--- Directions for this task ---
Every line in the data below that holds "xlabel" should be found and copied.

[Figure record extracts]
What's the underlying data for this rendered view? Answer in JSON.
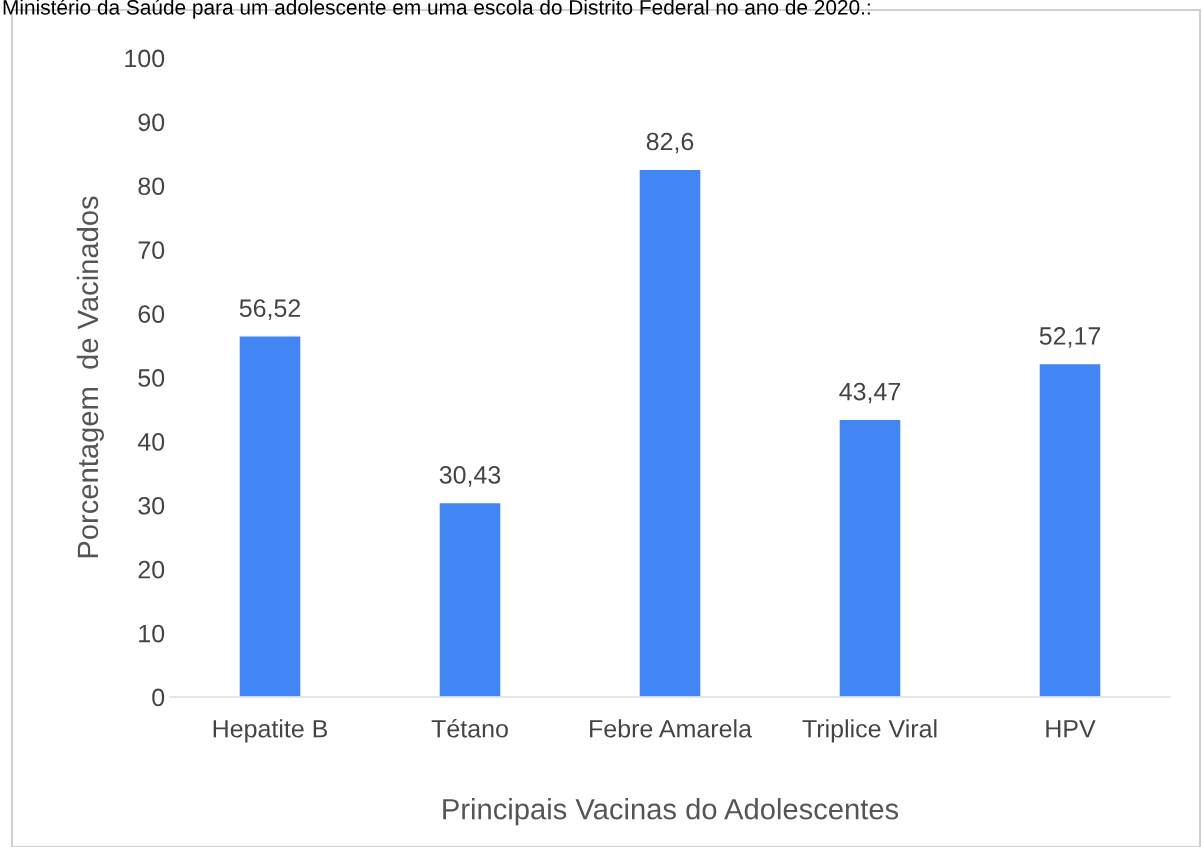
{
  "chart_data": {
    "type": "bar",
    "annotations": [
      "Ministério da Saúde para um adolescente em uma escola do Distrito Federal no ano de 2020.:"
    ],
    "xlabel": "Principais Vacinas do Adolescentes",
    "ylabel": "Porcentagem  de Vacinados",
    "categories": [
      "Hepatite B",
      "Tétano",
      "Febre Amarela",
      "Triplice Viral",
      "HPV"
    ],
    "values": [
      56.52,
      30.43,
      82.6,
      43.47,
      52.17
    ],
    "value_labels": [
      "56,52",
      "30,43",
      "82,6",
      "43,47",
      "52,17"
    ],
    "color": "#4285f4",
    "ylim": [
      0,
      100
    ],
    "yticks": [
      0,
      10,
      20,
      30,
      40,
      50,
      60,
      70,
      80,
      90,
      100
    ],
    "grid": false,
    "legend": false
  }
}
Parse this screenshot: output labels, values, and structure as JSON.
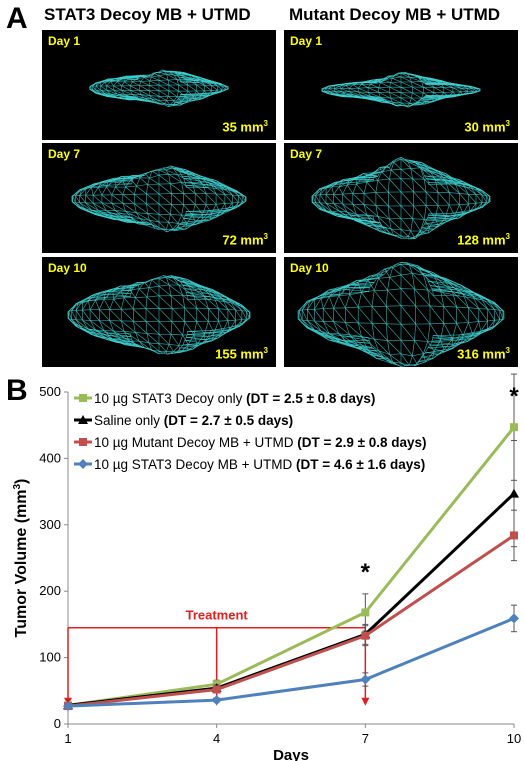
{
  "panel_a": {
    "letter": "A",
    "columns": [
      {
        "title": "STAT3 Decoy MB + UTMD",
        "tiles": [
          {
            "day": "Day 1",
            "volume": "35 mm",
            "sup": "3"
          },
          {
            "day": "Day 7",
            "volume": "72 mm",
            "sup": "3"
          },
          {
            "day": "Day 10",
            "volume": "155 mm",
            "sup": "3"
          }
        ]
      },
      {
        "title": "Mutant Decoy MB + UTMD",
        "tiles": [
          {
            "day": "Day 1",
            "volume": "30 mm",
            "sup": "3"
          },
          {
            "day": "Day 7",
            "volume": "128 mm",
            "sup": "3"
          },
          {
            "day": "Day 10",
            "volume": "316 mm",
            "sup": "3"
          }
        ]
      }
    ],
    "mesh_color": "#3fd0d0",
    "label_color": "#ffff00"
  },
  "panel_b": {
    "letter": "B",
    "treatment_label": "Treatment",
    "treatment_color": "#e02020",
    "significance_marks": [
      {
        "x": 7,
        "label": "*"
      },
      {
        "x": 10,
        "label": "*"
      }
    ]
  },
  "chart_data": {
    "type": "line",
    "xlabel": "Days",
    "ylabel": "Tumor Volume (mm",
    "ylabel_sup": "3",
    "ylabel_close": ")",
    "x": [
      1,
      4,
      7,
      10
    ],
    "xticks": [
      "1",
      "4",
      "7",
      "10"
    ],
    "ylim": [
      0,
      500
    ],
    "yticks": [
      "0",
      "100",
      "200",
      "300",
      "400",
      "500"
    ],
    "grid": false,
    "legend_position": "top-left",
    "series": [
      {
        "name": "10 µg STAT3 Decoy only",
        "dt": "(DT = 2.5 ± 0.8 days)",
        "color": "#9bbb59",
        "marker": "square",
        "values": [
          28,
          60,
          168,
          447
        ],
        "errors": [
          3,
          6,
          28,
          80
        ]
      },
      {
        "name": "Saline only",
        "dt": "(DT = 2.7 ± 0.5 days)",
        "color": "#000000",
        "marker": "triangle",
        "values": [
          28,
          54,
          135,
          347
        ],
        "errors": [
          3,
          5,
          15,
          80
        ]
      },
      {
        "name": "10 µg Mutant Decoy MB + UTMD",
        "dt": "(DT = 2.9 ± 0.8 days)",
        "color": "#c0504d",
        "marker": "square",
        "values": [
          27,
          52,
          133,
          284
        ],
        "errors": [
          3,
          5,
          15,
          38
        ]
      },
      {
        "name": "10 µg STAT3 Decoy MB + UTMD",
        "dt": "(DT = 4.6 ± 1.6 days)",
        "color": "#4f81bd",
        "marker": "diamond",
        "values": [
          27,
          36,
          67,
          159
        ],
        "errors": [
          2,
          3,
          10,
          20
        ]
      }
    ]
  }
}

--- Answer to this exercise ---
    "xlabel": "Principais Vacinas do Adolescentes",
    "xlabel": "Days",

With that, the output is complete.